### Data extract
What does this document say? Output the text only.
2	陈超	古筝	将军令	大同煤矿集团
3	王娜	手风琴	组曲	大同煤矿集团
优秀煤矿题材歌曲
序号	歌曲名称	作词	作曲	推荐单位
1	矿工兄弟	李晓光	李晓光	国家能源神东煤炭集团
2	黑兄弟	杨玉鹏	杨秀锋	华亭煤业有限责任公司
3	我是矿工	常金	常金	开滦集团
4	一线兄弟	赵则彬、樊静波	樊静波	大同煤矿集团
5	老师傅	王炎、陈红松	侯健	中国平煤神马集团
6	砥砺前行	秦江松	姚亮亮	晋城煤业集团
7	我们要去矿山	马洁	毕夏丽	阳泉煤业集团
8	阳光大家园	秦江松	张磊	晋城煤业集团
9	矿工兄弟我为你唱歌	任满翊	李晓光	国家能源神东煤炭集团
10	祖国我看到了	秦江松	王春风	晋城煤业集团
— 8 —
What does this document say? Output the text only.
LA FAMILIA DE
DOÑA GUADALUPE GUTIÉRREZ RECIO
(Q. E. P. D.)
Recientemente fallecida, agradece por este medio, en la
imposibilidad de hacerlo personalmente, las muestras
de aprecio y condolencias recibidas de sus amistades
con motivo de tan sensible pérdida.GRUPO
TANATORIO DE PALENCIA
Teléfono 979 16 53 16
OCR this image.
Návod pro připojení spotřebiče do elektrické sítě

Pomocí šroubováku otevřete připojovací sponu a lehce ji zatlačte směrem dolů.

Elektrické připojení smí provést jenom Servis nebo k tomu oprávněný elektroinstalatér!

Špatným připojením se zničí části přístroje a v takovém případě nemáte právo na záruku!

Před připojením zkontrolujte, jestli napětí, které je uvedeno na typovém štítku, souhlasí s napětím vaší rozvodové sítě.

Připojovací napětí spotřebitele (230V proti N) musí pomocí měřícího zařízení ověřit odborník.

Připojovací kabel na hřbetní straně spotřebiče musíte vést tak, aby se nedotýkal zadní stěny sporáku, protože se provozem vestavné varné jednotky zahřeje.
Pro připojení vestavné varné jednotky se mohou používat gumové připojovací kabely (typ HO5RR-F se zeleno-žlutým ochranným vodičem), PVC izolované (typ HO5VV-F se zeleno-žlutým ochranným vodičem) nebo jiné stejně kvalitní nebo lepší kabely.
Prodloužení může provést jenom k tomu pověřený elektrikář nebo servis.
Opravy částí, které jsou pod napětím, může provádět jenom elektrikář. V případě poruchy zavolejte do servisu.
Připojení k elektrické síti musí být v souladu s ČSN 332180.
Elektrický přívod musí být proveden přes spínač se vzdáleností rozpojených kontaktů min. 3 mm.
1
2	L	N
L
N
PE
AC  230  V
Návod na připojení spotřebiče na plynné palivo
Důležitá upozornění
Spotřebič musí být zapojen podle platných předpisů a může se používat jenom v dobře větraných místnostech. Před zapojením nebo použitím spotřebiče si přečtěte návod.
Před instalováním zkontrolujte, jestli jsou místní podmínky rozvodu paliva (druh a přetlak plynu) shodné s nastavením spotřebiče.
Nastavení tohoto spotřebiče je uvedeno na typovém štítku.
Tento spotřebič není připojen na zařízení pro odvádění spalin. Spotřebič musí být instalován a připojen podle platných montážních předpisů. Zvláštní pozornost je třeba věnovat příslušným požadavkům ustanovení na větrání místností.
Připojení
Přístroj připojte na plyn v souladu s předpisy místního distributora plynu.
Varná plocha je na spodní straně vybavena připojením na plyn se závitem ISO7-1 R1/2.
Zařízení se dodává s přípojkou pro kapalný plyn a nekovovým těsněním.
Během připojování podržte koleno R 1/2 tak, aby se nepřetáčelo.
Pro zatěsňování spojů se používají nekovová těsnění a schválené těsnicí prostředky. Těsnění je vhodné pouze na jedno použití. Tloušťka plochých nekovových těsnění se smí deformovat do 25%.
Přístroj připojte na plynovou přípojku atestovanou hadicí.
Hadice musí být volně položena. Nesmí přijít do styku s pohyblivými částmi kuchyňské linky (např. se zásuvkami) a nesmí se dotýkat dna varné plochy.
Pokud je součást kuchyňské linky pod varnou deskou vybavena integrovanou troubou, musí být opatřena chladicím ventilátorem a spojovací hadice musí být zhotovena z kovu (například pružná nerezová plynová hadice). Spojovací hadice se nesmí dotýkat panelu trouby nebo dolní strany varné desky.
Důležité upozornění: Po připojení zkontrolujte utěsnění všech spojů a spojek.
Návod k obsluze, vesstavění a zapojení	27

### Task directions
Transcribe the full listing above without leaving anything out.

### Written response
What does this document say? Output the text only.
2	陈超	古筝	将军令	大同煤矿集团
3	王娜	手风琴	组曲	大同煤矿集团
优秀煤矿题材歌曲
序号	歌曲名称	作词	作曲	推荐单位
1	矿工兄弟	李晓光	李晓光	国家能源神东煤炭集团
2	黑兄弟	杨玉鹏	杨秀锋	华亭煤业有限责任公司
3	我是矿工	常金	常金	开滦集团
4	一线兄弟	赵则彬、樊静波	樊静波	大同煤矿集团
5	老师傅	王炎、陈红松	侯健	中国平煤神马集团
6	砥砺前行	秦江松	姚亮亮	晋城煤业集团
7	我们要去矿山	马洁	毕夏丽	阳泉煤业集团
8	阳光大家园	秦江松	张磊	晋城煤业集团
9	矿工兄弟我为你唱歌	任满翊	李晓光	国家能源神东煤炭集团
10	祖国我看到了	秦江松	王春风	晋城煤业集团
— 8 —
What does this document say? Output the text only.
LA FAMILIA DE
DOÑA GUADALUPE GUTIÉRREZ RECIO
(Q. E. P. D.)
Recientemente fallecida, agradece por este medio, en la
imposibilidad de hacerlo personalmente, las muestras
de aprecio y condolencias recibidas de sus amistades
con motivo de tan sensible pérdida.GRUPO
TANATORIO DE PALENCIA
Teléfono 979 16 53 16
OCR this image.
Návod pro připojení spotřebiče do elektrické sítě

Pomocí šroubováku otevřete připojovací sponu a lehce ji zatlačte směrem dolů.

Elektrické připojení smí provést jenom Servis nebo k tomu oprávněný elektroinstalatér!

Špatným připojením se zničí části přístroje a v takovém případě nemáte právo na záruku!

Před připojením zkontrolujte, jestli napětí, které je uvedeno na typovém štítku, souhlasí s napětím vaší rozvodové sítě.

Připojovací napětí spotřebitele (230V proti N) musí pomocí měřícího zařízení ověřit odborník.

Připojovací kabel na hřbetní straně spotřebiče musíte vést tak, aby se nedotýkal zadní stěny sporáku, protože se provozem vestavné varné jednotky zahřeje.
Pro připojení vestavné varné jednotky se mohou používat gumové připojovací kabely (typ HO5RR-F se zeleno-žlutým ochranným vodičem), PVC izolované (typ HO5VV-F se zeleno-žlutým ochranným vodičem) nebo jiné stejně kvalitní nebo lepší kabely.
Prodloužení může provést jenom k tomu pověřený elektrikář nebo servis.
Opravy částí, které jsou pod napětím, může provádět jenom elektrikář. V případě poruchy zavolejte do servisu.
Připojení k elektrické síti musí být v souladu s ČSN 332180.
Elektrický přívod musí být proveden přes spínač se vzdáleností rozpojených kontaktů min. 3 mm.
1
2	L	N
L
N
PE
AC  230  V
Návod na připojení spotřebiče na plynné palivo
Důležitá upozornění
Spotřebič musí být zapojen podle platných předpisů a může se používat jenom v dobře větraných místnostech. Před zapojením nebo použitím spotřebiče si přečtěte návod.
Před instalováním zkontrolujte, jestli jsou místní podmínky rozvodu paliva (druh a přetlak plynu) shodné s nastavením spotřebiče.
Nastavení tohoto spotřebiče je uvedeno na typovém štítku.
Tento spotřebič není připojen na zařízení pro odvádění spalin. Spotřebič musí být instalován a připojen podle platných montážních předpisů. Zvláštní pozornost je třeba věnovat příslušným požadavkům ustanovení na větrání místností.
Připojení
Přístroj připojte na plyn v souladu s předpisy místního distributora plynu.
Varná plocha je na spodní straně vybavena připojením na plyn se závitem ISO7-1 R1/2.
Zařízení se dodává s přípojkou pro kapalný plyn a nekovovým těsněním.
Během připojování podržte koleno R 1/2 tak, aby se nepřetáčelo.
Pro zatěsňování spojů se používají nekovová těsnění a schválené těsnicí prostředky. Těsnění je vhodné pouze na jedno použití. Tloušťka plochých nekovových těsnění se smí deformovat do 25%.
Přístroj připojte na plynovou přípojku atestovanou hadicí.
Hadice musí být volně položena. Nesmí přijít do styku s pohyblivými částmi kuchyňské linky (např. se zásuvkami) a nesmí se dotýkat dna varné plochy.
Pokud je součást kuchyňské linky pod varnou deskou vybavena integrovanou troubou, musí být opatřena chladicím ventilátorem a spojovací hadice musí být zhotovena z kovu (například pružná nerezová plynová hadice). Spojovací hadice se nesmí dotýkat panelu trouby nebo dolní strany varné desky.
Důležité upozornění: Po připojení zkontrolujte utěsnění všech spojů a spojek.
Návod k obsluze, vesstavění a zapojení	27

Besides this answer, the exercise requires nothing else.